MATERIAL FOR THIS TASK:
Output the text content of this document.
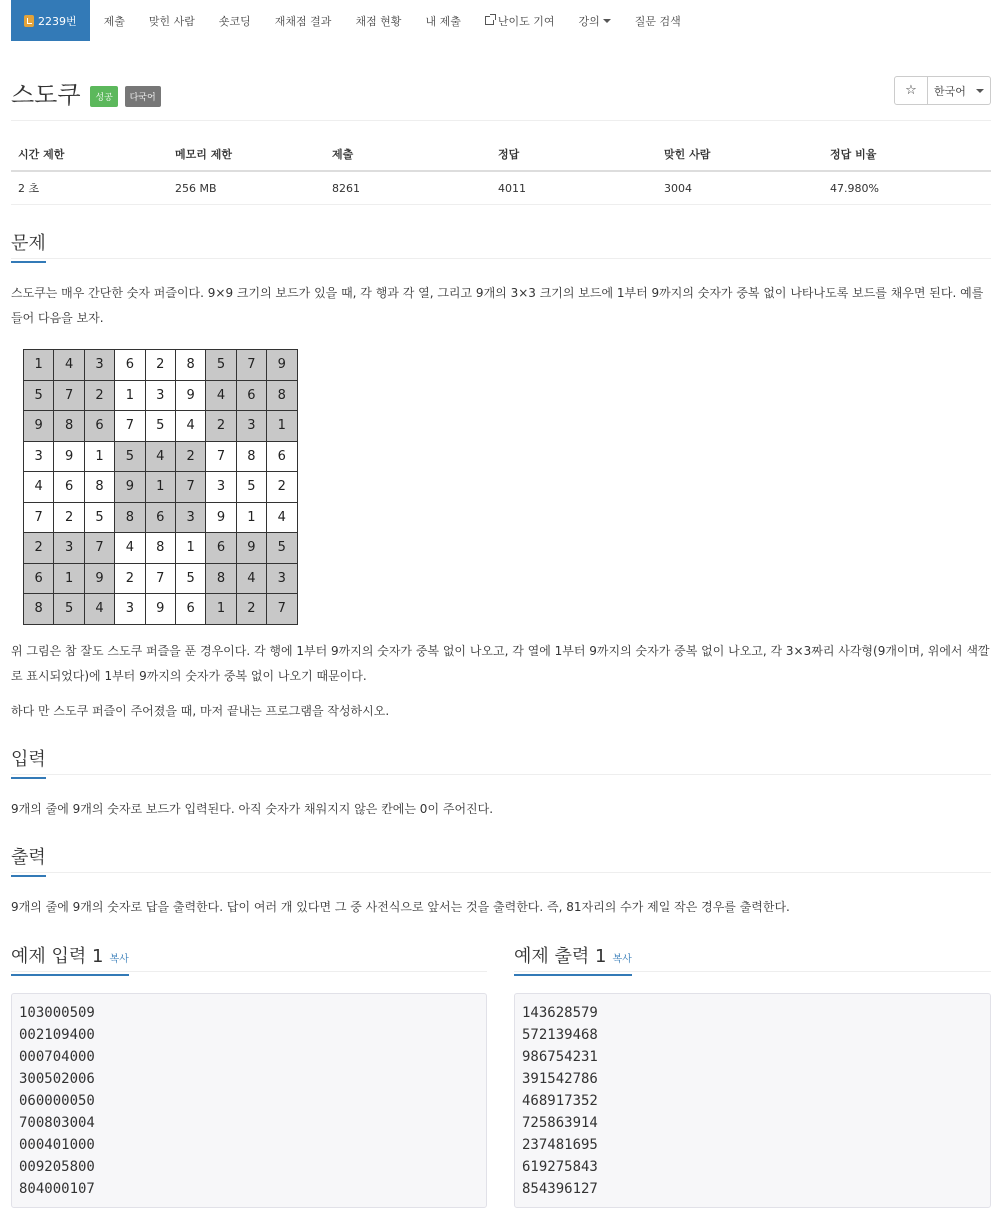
2239번	제출	맞힌 사람	숏코딩	재채점 결과	채점 현황	내 제출	난이도 기여 강의	질문 검색
스도쿠 성공 다국어	☆ 한국어
시간 제한	메모리 제한	제출	정답	맞힌 사람	정답 비율
2 초	256 MB	8261	4011	3004	47.980%
문제

스도쿠는 매우 간단한 숫자 퍼즐이다. 9×9 크기의 보드가 있을 때, 각 행과 각 열, 그리고 9개의 3×3 크기의 보드에 1부터 9까지의 숫자가 중복 없이 나타나도록 보드를 채우면 된다. 예를 들어 다음을 보자.

1	4	3	6	2	8	5	7	9
5	7	2	1	3	9	4	6	8
9	8	6	7	5	4	2	3	1
3	9	1	5	4	2	7	8	6
4	6	8	9	1	7	3	5	2
7	2	5	8	6	3	9	1	4
2	3	7	4	8	1	6	9	5
6	1	9	2	7	5	8	4	3
8	5	4	3	9	6	1	2	7

위 그림은 참 잘도 스도쿠 퍼즐을 푼 경우이다. 각 행에 1부터 9까지의 숫자가 중복 없이 나오고, 각 열에 1부터 9까지의 숫자가 중복 없이 나오고, 각 3×3짜리 사각형(9개이며, 위에서 색깔로 표시되었다)에 1부터 9까지의 숫자가 중복 없이 나오기 때문이다.

하다 만 스도쿠 퍼즐이 주어졌을 때, 마저 끝내는 프로그램을 작성하시오.

입력

9개의 줄에 9개의 숫자로 보드가 입력된다. 아직 숫자가 채워지지 않은 칸에는 0이 주어진다.

출력

9개의 줄에 9개의 숫자로 답을 출력한다. 답이 여러 개 있다면 그 중 사전식으로 앞서는 것을 출력한다. 즉, 81자리의 수가 제일 작은 경우를 출력한다.

예제 입력 1 복사	예제 출력 1 복사
103000509
002109400
000704000
300502006
060000050
700803004
000401000
009205800
804000107
143628579
572139468
986754231
391542786
468917352
725863914
237481695
619275843
854396127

PROBLEM TO WORK ON:
The records above are to be quoted exactly, with all pictures left out.

RESULT OF THIS EXERCISE:
Output the text content of this document.
2239번	제출	맞힌 사람	숏코딩	재채점 결과	채점 현황	내 제출	난이도 기여 강의	질문 검색
스도쿠 성공 다국어	☆ 한국어
시간 제한	메모리 제한	제출	정답	맞힌 사람	정답 비율
2 초	256 MB	8261	4011	3004	47.980%
문제

스도쿠는 매우 간단한 숫자 퍼즐이다. 9×9 크기의 보드가 있을 때, 각 행과 각 열, 그리고 9개의 3×3 크기의 보드에 1부터 9까지의 숫자가 중복 없이 나타나도록 보드를 채우면 된다. 예를 들어 다음을 보자.

1	4	3	6	2	8	5	7	9
5	7	2	1	3	9	4	6	8
9	8	6	7	5	4	2	3	1
3	9	1	5	4	2	7	8	6
4	6	8	9	1	7	3	5	2
7	2	5	8	6	3	9	1	4
2	3	7	4	8	1	6	9	5
6	1	9	2	7	5	8	4	3
8	5	4	3	9	6	1	2	7

위 그림은 참 잘도 스도쿠 퍼즐을 푼 경우이다. 각 행에 1부터 9까지의 숫자가 중복 없이 나오고, 각 열에 1부터 9까지의 숫자가 중복 없이 나오고, 각 3×3짜리 사각형(9개이며, 위에서 색깔로 표시되었다)에 1부터 9까지의 숫자가 중복 없이 나오기 때문이다.

하다 만 스도쿠 퍼즐이 주어졌을 때, 마저 끝내는 프로그램을 작성하시오.

입력

9개의 줄에 9개의 숫자로 보드가 입력된다. 아직 숫자가 채워지지 않은 칸에는 0이 주어진다.

출력

9개의 줄에 9개의 숫자로 답을 출력한다. 답이 여러 개 있다면 그 중 사전식으로 앞서는 것을 출력한다. 즉, 81자리의 수가 제일 작은 경우를 출력한다.

예제 입력 1 복사	예제 출력 1 복사
103000509
002109400
000704000
300502006
060000050
700803004
000401000
009205800
804000107
143628579
572139468
986754231
391542786
468917352
725863914
237481695
619275843
854396127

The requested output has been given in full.